> [Short task]:
Every line of the material is to be quoted verbatim, minus the pictures.

> [Excerpted data]:
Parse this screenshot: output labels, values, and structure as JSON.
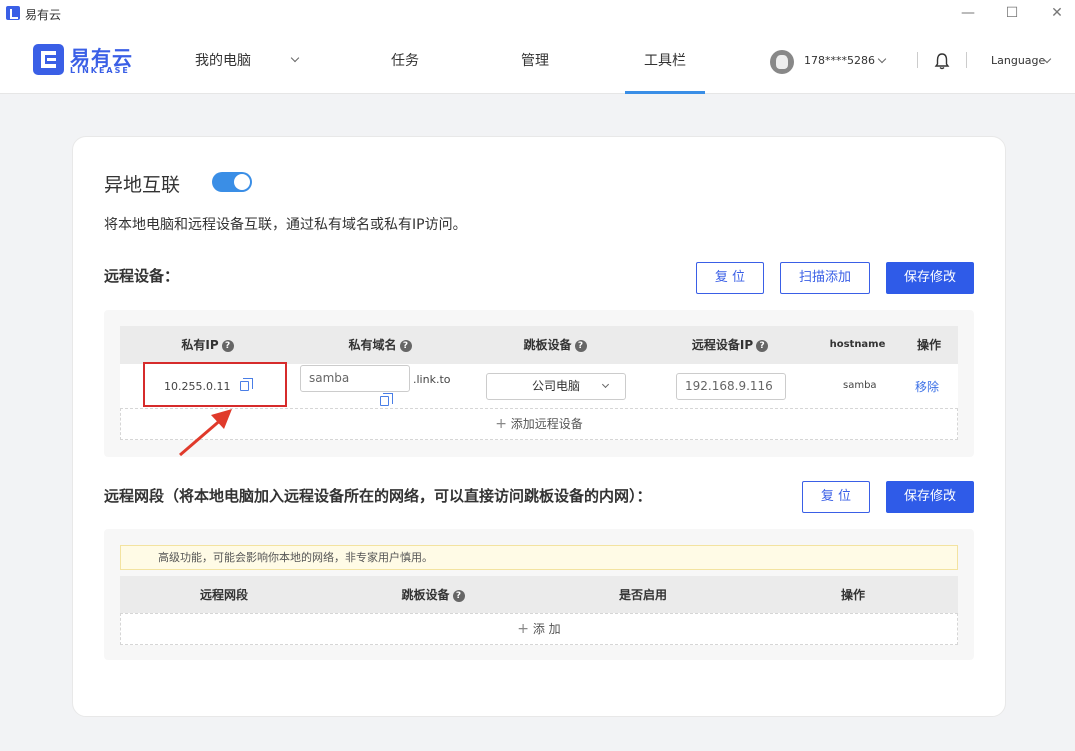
{
  "window": {
    "title": "易有云",
    "minimize": "—",
    "maximize": "☐",
    "close": "✕"
  },
  "brand": {
    "name": "易有云",
    "sub": "LINKEASE"
  },
  "nav": {
    "my_pc": "我的电脑",
    "tasks": "任务",
    "manage": "管理",
    "toolbar": "工具栏"
  },
  "user": {
    "phone": "178****5286"
  },
  "language": "Language",
  "section": {
    "title": "异地互联",
    "toggle_on": true,
    "description": "将本地电脑和远程设备互联，通过私有域名或私有IP访问。"
  },
  "remote_devices": {
    "title": "远程设备：",
    "buttons": {
      "reset": "复 位",
      "scan_add": "扫描添加",
      "save": "保存修改"
    },
    "columns": [
      "私有IP",
      "私有域名",
      "跳板设备",
      "远程设备IP",
      "hostname",
      "操作"
    ],
    "row": {
      "private_ip": "10.255.0.11",
      "domain_value": "samba",
      "domain_suffix": ".link.to",
      "jump_device": "公司电脑",
      "remote_ip": "192.168.9.116",
      "hostname": "samba",
      "action": "移除"
    },
    "add_label": "添加远程设备"
  },
  "remote_subnets": {
    "title": "远程网段（将本地电脑加入远程设备所在的网络，可以直接访问跳板设备的内网）：",
    "buttons": {
      "reset": "复 位",
      "save": "保存修改"
    },
    "warning": "高级功能，可能会影响你本地的网络，非专家用户慎用。",
    "columns": [
      "远程网段",
      "跳板设备",
      "是否启用",
      "操作"
    ],
    "add_label": "添 加"
  },
  "colors": {
    "accent": "#2f5be8",
    "highlight": "#d62b2b"
  }
}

> [Solved problem]:
Parse this screenshot: output labels, values, and structure as JSON.
{
  "window": {
    "title": "易有云",
    "minimize": "—",
    "maximize": "☐",
    "close": "✕"
  },
  "brand": {
    "name": "易有云",
    "sub": "LINKEASE"
  },
  "nav": {
    "my_pc": "我的电脑",
    "tasks": "任务",
    "manage": "管理",
    "toolbar": "工具栏"
  },
  "user": {
    "phone": "178****5286"
  },
  "language": "Language",
  "section": {
    "title": "异地互联",
    "toggle_on": true,
    "description": "将本地电脑和远程设备互联，通过私有域名或私有IP访问。"
  },
  "remote_devices": {
    "title": "远程设备：",
    "buttons": {
      "reset": "复 位",
      "scan_add": "扫描添加",
      "save": "保存修改"
    },
    "columns": [
      "私有IP",
      "私有域名",
      "跳板设备",
      "远程设备IP",
      "hostname",
      "操作"
    ],
    "row": {
      "private_ip": "10.255.0.11",
      "domain_value": "samba",
      "domain_suffix": ".link.to",
      "jump_device": "公司电脑",
      "remote_ip": "192.168.9.116",
      "hostname": "samba",
      "action": "移除"
    },
    "add_label": "添加远程设备"
  },
  "remote_subnets": {
    "title": "远程网段（将本地电脑加入远程设备所在的网络，可以直接访问跳板设备的内网）：",
    "buttons": {
      "reset": "复 位",
      "save": "保存修改"
    },
    "warning": "高级功能，可能会影响你本地的网络，非专家用户慎用。",
    "columns": [
      "远程网段",
      "跳板设备",
      "是否启用",
      "操作"
    ],
    "add_label": "添 加"
  },
  "colors": {
    "accent": "#2f5be8",
    "highlight": "#d62b2b"
  }
}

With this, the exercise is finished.